** Start SUPPLIED MATERIAL **

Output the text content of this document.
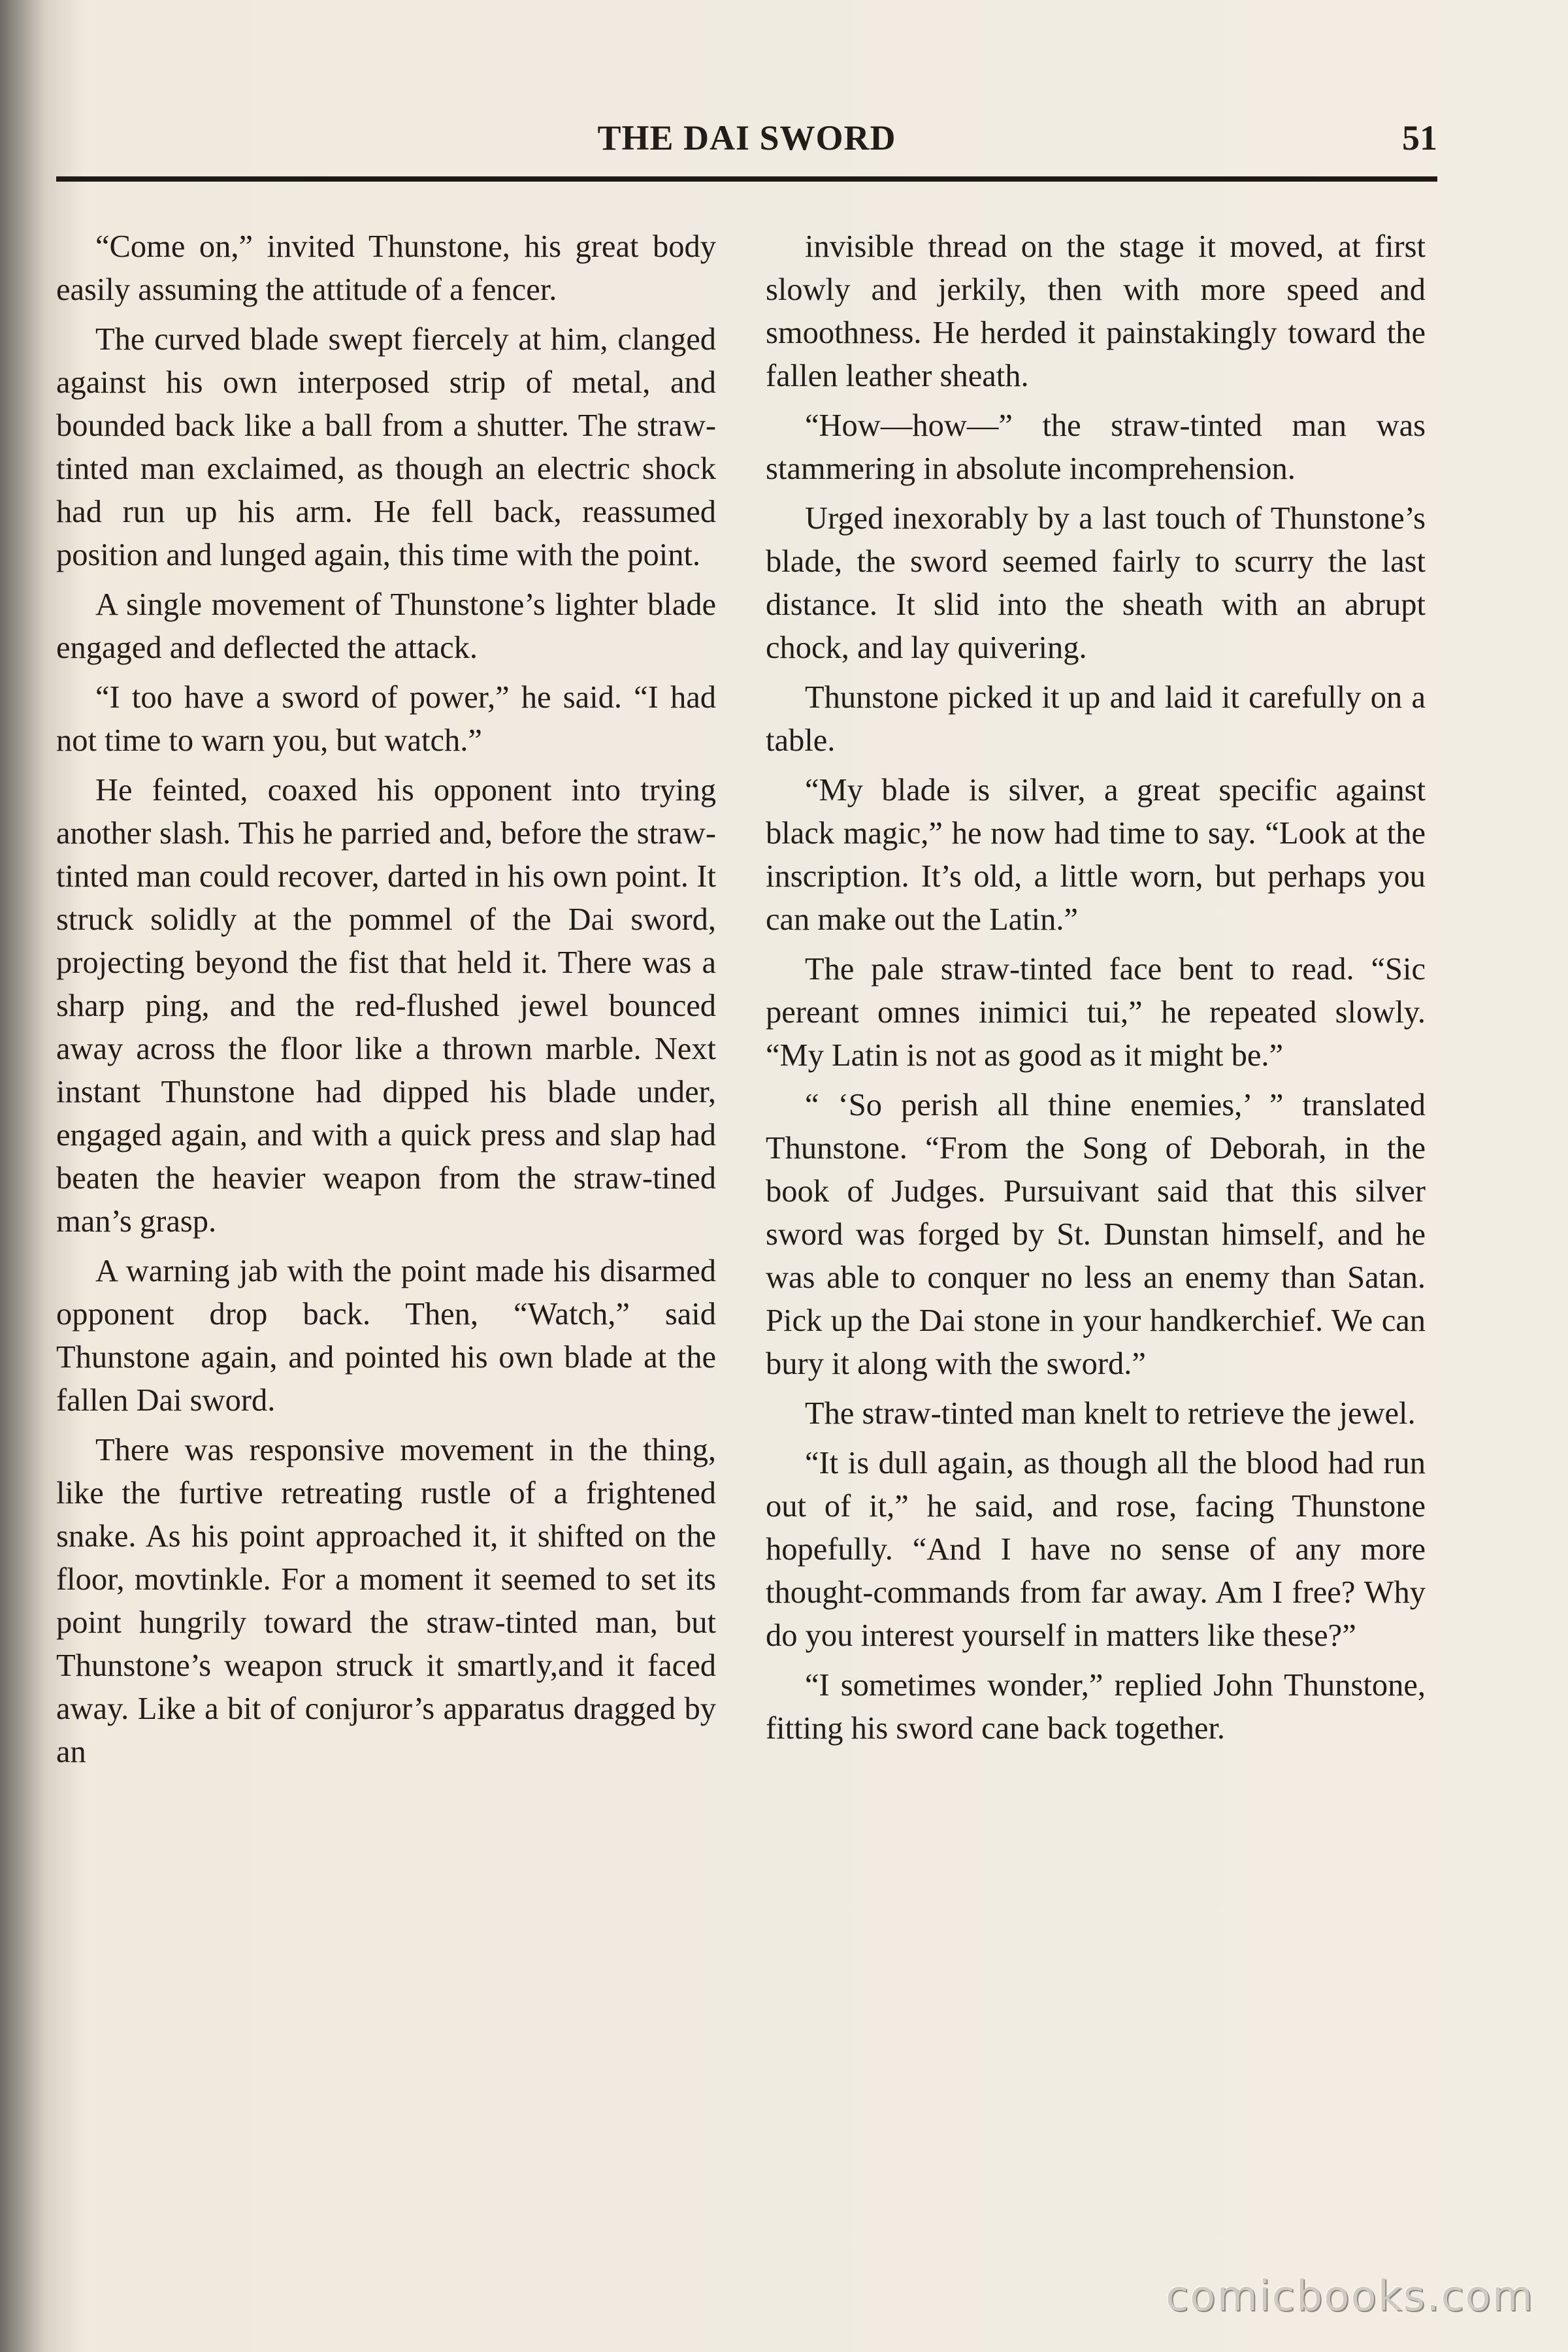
THE DAI SWORD	51

“Come on,” invited Thunstone, his great body easily assuming the attitude of a fencer.

The curved blade swept fiercely at him, clanged against his own interposed strip of metal, and bounded back like a ball from a shutter. The straw-tinted man exclaimed, as though an electric shock had run up his arm. He fell back, reassumed position and lunged again, this time with the point.

A single movement of Thunstone’s lighter blade engaged and deflected the attack.

“I too have a sword of power,” he said. “I had not time to warn you, but watch.”

He feinted, coaxed his opponent into trying another slash. This he parried and, before the straw-tinted man could recover, darted in his own point. It struck solidly at the pommel of the Dai sword, projecting beyond the fist that held it. There was a sharp ping, and the red-flushed jewel bounced away across the floor like a thrown marble. Next instant Thunstone had dipped his blade under, engaged again, and with a quick press and slap had beaten the heavier weapon from the straw-tined man’s grasp.

A warning jab with the point made his disarmed opponent drop back. Then, “Watch,” said Thunstone again, and pointed his own blade at the fallen Dai sword.

There was responsive movement in the thing, like the furtive retreating rustle of a frightened snake. As his point approached it, it shifted on the floor, movtinkle. For a moment it seemed to set its point hungrily toward the straw-tinted man, but Thunstone’s weapon struck it smartly,and it faced away. Like a bit of conjuror’s apparatus dragged by an

invisible thread on the stage it moved, at first slowly and jerkily, then with more speed and smoothness. He herded it painstakingly toward the fallen leather sheath.

“How—how—” the straw-tinted man was stammering in absolute incomprehension.

Urged inexorably by a last touch of Thunstone’s blade, the sword seemed fairly to scurry the last distance. It slid into the sheath with an abrupt chock, and lay quivering.

Thunstone picked it up and laid it carefully on a table.

“My blade is silver, a great specific against black magic,” he now had time to say. “Look at the inscription. It’s old, a little worn, but perhaps you can make out the Latin.”

The pale straw-tinted face bent to read. “Sic pereant omnes inimici tui,” he repeated slowly. “My Latin is not as good as it might be.”

“ ‘So perish all thine enemies,’ ” translated Thunstone. “From the Song of Deborah, in the book of Judges. Pursuivant said that this silver sword was forged by St. Dunstan himself, and he was able to conquer no less an enemy than Satan. Pick up the Dai stone in your handkerchief. We can bury it along with the sword.”

The straw-tinted man knelt to retrieve the jewel.

“It is dull again, as though all the blood had run out of it,” he said, and rose, facing Thunstone hopefully. “And I have no sense of any more thought-commands from far away. Am I free? Why do you interest yourself in matters like these?”

“I sometimes wonder,” replied John Thunstone, fitting his sword cane back together.

comicbooks.com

** End SUPPLIED MATERIAL **

* _GIVEN INSTRUCTION_
Find the word "slowly" in the material, then list each line that holds it.

* _CORRECT RESULT_
invisible thread on the stage it moved, at first slowly and jerkily, then with more speed and smoothness. He herded it painstakingly toward the fallen leather sheath.
The pale straw-tinted face bent to read. “Sic pereant omnes inimici tui,” he repeated slowly. “My Latin is not as good as it might be.”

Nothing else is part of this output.